**Exercise goal**. Copy out each line of the listing that has the word "label" in it.

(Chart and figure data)
--------------------------------------------------
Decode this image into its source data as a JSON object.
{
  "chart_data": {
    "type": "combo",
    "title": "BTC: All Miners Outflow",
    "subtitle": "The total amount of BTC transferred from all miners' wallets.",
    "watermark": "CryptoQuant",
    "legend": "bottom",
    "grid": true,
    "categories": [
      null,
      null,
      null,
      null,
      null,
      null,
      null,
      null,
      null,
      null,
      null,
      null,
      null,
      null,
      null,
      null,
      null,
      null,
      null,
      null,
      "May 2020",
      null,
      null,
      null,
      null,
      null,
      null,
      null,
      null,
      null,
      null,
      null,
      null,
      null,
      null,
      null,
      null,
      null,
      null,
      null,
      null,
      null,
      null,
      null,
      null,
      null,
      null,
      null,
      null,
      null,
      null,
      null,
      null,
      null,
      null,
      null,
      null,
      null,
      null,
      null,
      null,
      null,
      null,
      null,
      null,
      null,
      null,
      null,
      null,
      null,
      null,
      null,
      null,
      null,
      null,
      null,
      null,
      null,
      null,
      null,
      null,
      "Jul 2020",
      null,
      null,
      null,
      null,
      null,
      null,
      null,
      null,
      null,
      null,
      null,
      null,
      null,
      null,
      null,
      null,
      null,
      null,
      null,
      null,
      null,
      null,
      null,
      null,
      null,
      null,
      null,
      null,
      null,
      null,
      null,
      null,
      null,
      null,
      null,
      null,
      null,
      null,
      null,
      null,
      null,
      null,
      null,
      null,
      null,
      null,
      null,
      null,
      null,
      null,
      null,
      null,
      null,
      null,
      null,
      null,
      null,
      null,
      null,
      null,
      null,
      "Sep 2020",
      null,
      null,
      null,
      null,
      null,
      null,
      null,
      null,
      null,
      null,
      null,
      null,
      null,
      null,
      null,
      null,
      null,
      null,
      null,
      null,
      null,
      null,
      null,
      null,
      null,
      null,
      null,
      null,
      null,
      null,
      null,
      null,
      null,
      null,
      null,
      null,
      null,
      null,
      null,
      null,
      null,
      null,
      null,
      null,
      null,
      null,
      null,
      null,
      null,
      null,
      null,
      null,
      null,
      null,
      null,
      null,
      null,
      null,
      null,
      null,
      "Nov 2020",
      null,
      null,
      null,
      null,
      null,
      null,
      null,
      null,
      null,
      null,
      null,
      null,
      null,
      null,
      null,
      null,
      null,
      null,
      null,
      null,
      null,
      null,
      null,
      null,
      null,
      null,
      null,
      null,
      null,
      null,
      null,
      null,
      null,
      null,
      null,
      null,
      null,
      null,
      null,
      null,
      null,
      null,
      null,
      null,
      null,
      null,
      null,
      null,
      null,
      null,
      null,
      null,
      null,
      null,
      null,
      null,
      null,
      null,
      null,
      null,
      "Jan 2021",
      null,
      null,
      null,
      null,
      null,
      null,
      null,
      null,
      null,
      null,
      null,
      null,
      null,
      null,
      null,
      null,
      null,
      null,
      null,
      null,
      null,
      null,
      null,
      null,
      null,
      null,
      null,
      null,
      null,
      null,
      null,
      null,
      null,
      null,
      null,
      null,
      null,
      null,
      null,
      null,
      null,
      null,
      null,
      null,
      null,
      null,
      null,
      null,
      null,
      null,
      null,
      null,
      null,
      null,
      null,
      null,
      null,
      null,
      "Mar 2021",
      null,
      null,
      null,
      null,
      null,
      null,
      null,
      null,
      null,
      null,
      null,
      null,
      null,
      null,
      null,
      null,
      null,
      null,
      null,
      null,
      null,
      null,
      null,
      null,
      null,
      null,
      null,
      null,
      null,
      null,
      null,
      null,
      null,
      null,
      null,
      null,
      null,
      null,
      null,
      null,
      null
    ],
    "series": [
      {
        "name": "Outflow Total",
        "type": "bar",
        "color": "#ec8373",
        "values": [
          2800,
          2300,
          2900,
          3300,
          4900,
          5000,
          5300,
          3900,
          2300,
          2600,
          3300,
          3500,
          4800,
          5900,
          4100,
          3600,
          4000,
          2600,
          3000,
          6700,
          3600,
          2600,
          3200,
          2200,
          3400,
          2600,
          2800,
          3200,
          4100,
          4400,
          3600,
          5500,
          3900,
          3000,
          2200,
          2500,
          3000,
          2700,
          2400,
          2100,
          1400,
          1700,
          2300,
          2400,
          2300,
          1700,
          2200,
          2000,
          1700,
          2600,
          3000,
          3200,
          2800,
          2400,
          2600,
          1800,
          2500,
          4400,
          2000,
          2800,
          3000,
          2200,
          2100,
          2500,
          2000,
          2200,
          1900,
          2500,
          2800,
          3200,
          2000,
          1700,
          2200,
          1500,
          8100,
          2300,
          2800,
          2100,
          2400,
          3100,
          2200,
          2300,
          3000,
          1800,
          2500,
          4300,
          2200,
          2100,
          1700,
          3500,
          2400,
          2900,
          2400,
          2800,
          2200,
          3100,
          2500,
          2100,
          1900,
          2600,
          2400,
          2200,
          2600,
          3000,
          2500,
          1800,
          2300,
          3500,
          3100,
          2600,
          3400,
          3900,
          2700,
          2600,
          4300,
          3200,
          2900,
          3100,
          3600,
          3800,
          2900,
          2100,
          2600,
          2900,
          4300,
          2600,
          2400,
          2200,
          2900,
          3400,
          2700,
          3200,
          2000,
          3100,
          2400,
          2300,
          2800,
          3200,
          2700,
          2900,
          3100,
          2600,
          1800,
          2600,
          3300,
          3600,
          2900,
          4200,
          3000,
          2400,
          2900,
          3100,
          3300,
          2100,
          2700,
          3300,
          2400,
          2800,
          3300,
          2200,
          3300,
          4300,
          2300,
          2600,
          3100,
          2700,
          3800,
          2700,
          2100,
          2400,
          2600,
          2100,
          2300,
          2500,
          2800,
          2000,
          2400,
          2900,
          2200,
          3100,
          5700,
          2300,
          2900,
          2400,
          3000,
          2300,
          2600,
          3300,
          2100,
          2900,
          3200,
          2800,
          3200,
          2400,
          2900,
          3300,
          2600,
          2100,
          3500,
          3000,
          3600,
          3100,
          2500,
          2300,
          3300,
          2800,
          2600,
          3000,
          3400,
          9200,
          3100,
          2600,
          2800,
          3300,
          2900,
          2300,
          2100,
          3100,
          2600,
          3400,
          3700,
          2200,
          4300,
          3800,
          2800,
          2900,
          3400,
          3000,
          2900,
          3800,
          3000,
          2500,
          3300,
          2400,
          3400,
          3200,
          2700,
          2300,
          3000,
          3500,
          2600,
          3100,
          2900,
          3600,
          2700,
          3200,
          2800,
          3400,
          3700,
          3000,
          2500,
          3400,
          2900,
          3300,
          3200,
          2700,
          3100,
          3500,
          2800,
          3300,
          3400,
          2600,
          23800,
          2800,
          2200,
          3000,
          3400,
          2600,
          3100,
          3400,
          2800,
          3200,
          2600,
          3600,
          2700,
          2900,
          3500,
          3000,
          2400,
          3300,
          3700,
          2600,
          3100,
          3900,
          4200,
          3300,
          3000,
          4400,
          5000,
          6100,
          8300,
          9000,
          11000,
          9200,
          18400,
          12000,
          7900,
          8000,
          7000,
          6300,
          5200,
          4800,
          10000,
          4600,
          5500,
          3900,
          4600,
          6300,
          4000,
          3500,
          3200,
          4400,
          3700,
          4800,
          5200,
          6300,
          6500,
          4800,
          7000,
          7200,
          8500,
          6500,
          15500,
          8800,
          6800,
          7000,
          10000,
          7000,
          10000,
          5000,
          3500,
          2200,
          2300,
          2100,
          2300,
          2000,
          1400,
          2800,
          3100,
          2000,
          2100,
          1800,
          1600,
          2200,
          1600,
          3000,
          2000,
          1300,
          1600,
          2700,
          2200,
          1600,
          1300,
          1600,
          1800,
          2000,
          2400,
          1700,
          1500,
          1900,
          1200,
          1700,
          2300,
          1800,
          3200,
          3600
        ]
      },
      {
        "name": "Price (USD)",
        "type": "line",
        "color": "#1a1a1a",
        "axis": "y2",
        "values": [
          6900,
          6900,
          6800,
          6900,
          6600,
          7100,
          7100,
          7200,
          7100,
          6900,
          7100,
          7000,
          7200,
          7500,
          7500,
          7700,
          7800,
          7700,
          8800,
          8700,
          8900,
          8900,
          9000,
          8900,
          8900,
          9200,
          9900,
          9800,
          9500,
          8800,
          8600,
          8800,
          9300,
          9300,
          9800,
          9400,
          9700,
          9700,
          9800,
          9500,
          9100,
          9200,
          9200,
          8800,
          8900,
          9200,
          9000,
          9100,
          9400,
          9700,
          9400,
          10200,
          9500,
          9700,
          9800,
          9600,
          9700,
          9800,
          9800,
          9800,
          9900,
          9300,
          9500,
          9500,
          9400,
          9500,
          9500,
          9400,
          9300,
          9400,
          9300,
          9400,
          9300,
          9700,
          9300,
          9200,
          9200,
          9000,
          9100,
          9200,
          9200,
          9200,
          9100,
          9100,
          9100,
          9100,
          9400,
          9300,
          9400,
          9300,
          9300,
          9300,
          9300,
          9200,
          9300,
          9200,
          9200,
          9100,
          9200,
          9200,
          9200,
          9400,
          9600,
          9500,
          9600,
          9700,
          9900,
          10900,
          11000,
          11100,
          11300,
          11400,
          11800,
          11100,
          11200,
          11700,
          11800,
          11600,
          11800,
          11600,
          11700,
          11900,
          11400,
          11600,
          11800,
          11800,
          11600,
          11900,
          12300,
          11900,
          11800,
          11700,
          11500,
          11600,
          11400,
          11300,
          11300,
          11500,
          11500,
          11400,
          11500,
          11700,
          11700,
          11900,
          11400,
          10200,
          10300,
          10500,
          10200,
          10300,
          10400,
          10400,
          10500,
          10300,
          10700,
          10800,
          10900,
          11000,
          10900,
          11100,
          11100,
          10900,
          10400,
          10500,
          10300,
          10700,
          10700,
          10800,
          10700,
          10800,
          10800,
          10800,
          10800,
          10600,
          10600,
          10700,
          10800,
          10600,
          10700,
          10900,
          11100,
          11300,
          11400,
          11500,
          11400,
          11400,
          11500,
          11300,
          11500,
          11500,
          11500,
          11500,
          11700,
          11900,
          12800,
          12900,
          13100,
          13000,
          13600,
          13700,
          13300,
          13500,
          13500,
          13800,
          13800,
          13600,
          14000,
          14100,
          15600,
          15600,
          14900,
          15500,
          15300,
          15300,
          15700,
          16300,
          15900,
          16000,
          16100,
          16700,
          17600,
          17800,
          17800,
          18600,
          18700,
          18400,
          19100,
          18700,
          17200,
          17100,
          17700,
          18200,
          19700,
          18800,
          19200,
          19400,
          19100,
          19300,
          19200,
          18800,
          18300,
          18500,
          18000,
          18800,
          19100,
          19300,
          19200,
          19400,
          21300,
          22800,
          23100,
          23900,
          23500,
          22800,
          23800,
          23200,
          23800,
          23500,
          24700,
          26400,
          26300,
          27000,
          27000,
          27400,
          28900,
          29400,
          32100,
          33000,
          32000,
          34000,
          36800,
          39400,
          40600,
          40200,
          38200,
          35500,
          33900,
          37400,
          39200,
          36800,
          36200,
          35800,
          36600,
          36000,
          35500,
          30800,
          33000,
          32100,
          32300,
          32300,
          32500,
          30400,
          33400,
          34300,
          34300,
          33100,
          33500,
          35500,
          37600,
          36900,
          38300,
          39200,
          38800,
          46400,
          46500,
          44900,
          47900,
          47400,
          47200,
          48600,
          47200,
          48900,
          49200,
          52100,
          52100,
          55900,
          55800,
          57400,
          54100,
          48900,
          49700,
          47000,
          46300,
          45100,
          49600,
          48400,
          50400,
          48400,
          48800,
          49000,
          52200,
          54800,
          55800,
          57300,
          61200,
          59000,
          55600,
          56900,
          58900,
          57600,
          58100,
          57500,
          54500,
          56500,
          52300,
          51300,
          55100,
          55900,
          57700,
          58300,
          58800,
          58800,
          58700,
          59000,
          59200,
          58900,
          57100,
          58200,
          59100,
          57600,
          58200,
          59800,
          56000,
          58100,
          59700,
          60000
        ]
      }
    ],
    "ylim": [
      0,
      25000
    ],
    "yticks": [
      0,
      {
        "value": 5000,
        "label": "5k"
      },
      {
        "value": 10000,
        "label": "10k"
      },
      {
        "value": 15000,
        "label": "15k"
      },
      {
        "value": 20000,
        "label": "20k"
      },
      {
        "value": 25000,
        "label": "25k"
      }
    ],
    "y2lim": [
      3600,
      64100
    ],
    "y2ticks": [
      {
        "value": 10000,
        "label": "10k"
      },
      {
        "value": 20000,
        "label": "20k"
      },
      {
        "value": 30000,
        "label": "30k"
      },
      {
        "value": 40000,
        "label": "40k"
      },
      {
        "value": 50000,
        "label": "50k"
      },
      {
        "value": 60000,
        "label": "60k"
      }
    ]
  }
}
--------------------------------------------------
**Complete output**.
        "label": "5k"
        "label": "10k"
        "label": "15k"
        "label": "20k"
        "label": "25k"
        "label": "10k"
        "label": "20k"
        "label": "30k"
        "label": "40k"
        "label": "50k"
        "label": "60k"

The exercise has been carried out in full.